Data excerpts

________________________________________

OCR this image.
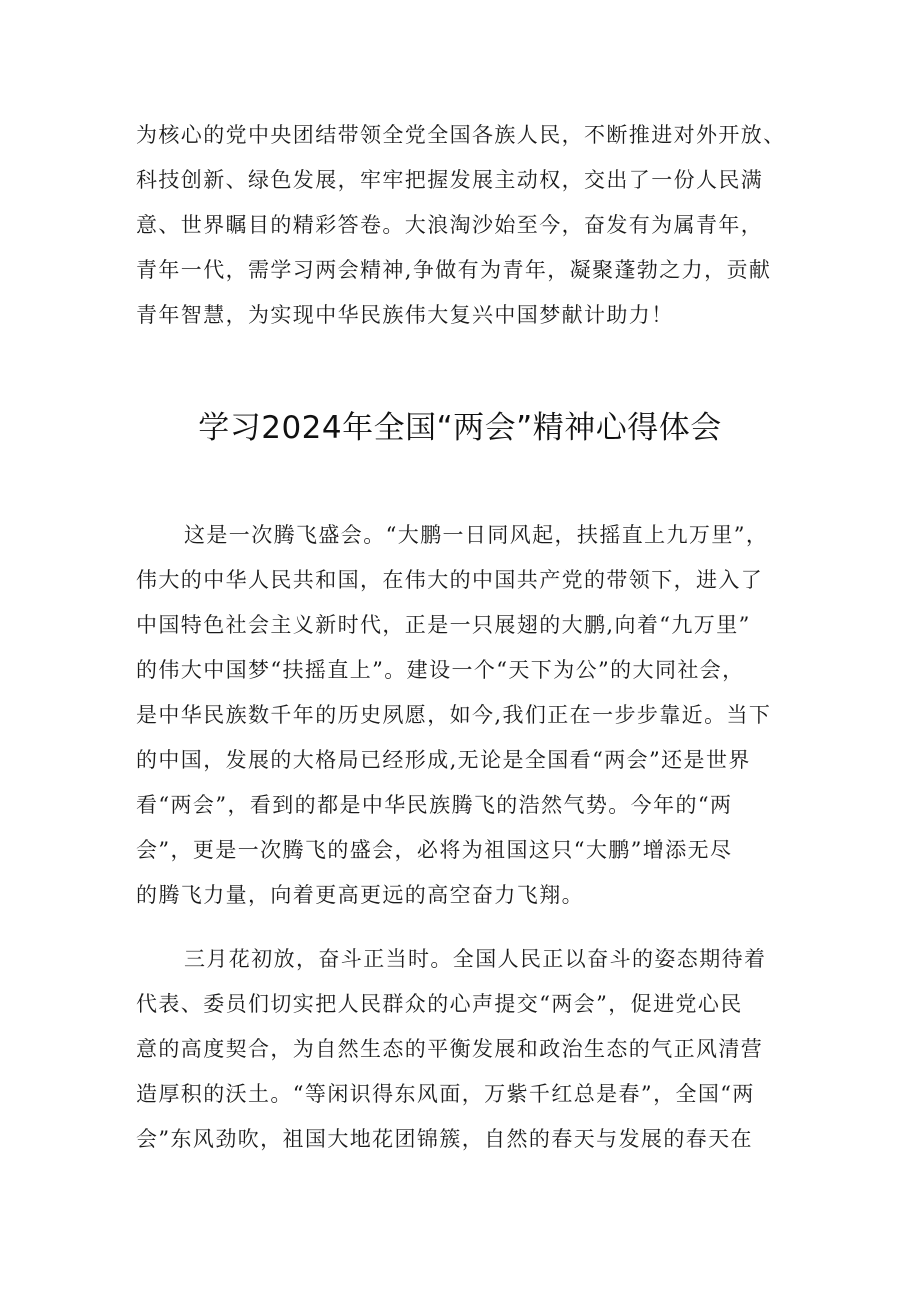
为核心的党中央团结带领全党全国各族人民，不断推进对外开放、
科技创新、绿色发展，牢牢把握发展主动权，交出了一份人民满
意、世界瞩目的精彩答卷。大浪淘沙始至今，奋发有为属青年，
青年一代，需学习两会精神,争做有为青年，凝聚蓬勃之力，贡献
青年智慧，为实现中华民族伟大复兴中国梦献计助力！
学习2024年全国“两会”精神心得体会
这是一次腾飞盛会。“大鹏一日同风起，扶摇直上九万里”，
伟大的中华人民共和国，在伟大的中国共产党的带领下，进入了
中国特色社会主义新时代，正是一只展翅的大鹏,向着“九万里”
的伟大中国梦“扶摇直上”。建设一个“天下为公”的大同社会，
是中华民族数千年的历史夙愿，如今,我们正在一步步靠近。当下
的中国，发展的大格局已经形成,无论是全国看“两会”还是世界
看“两会”，看到的都是中华民族腾飞的浩然气势。今年的“两
会”，更是一次腾飞的盛会，必将为祖国这只“大鹏”增添无尽
的腾飞力量，向着更高更远的高空奋力飞翔。
三月花初放，奋斗正当时。全国人民正以奋斗的姿态期待着
代表、委员们切实把人民群众的心声提交“两会”，促进党心民
意的高度契合，为自然生态的平衡发展和政治生态的气正风清营
造厚积的沃土。“等闲识得东风面，万紫千红总是春”，全国“两
会”东风劲吹，祖国大地花团锦簇，自然的春天与发展的春天在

________________________________________

Return the whole listing, word for word, and leave out every picture.

OCR this image.
为核心的党中央团结带领全党全国各族人民，不断推进对外开放、
科技创新、绿色发展，牢牢把握发展主动权，交出了一份人民满
意、世界瞩目的精彩答卷。大浪淘沙始至今，奋发有为属青年，
青年一代，需学习两会精神,争做有为青年，凝聚蓬勃之力，贡献
青年智慧，为实现中华民族伟大复兴中国梦献计助力！
学习2024年全国“两会”精神心得体会
这是一次腾飞盛会。“大鹏一日同风起，扶摇直上九万里”，
伟大的中华人民共和国，在伟大的中国共产党的带领下，进入了
中国特色社会主义新时代，正是一只展翅的大鹏,向着“九万里”
的伟大中国梦“扶摇直上”。建设一个“天下为公”的大同社会，
是中华民族数千年的历史夙愿，如今,我们正在一步步靠近。当下
的中国，发展的大格局已经形成,无论是全国看“两会”还是世界
看“两会”，看到的都是中华民族腾飞的浩然气势。今年的“两
会”，更是一次腾飞的盛会，必将为祖国这只“大鹏”增添无尽
的腾飞力量，向着更高更远的高空奋力飞翔。
三月花初放，奋斗正当时。全国人民正以奋斗的姿态期待着
代表、委员们切实把人民群众的心声提交“两会”，促进党心民
意的高度契合，为自然生态的平衡发展和政治生态的气正风清营
造厚积的沃土。“等闲识得东风面，万紫千红总是春”，全国“两
会”东风劲吹，祖国大地花团锦簇，自然的春天与发展的春天在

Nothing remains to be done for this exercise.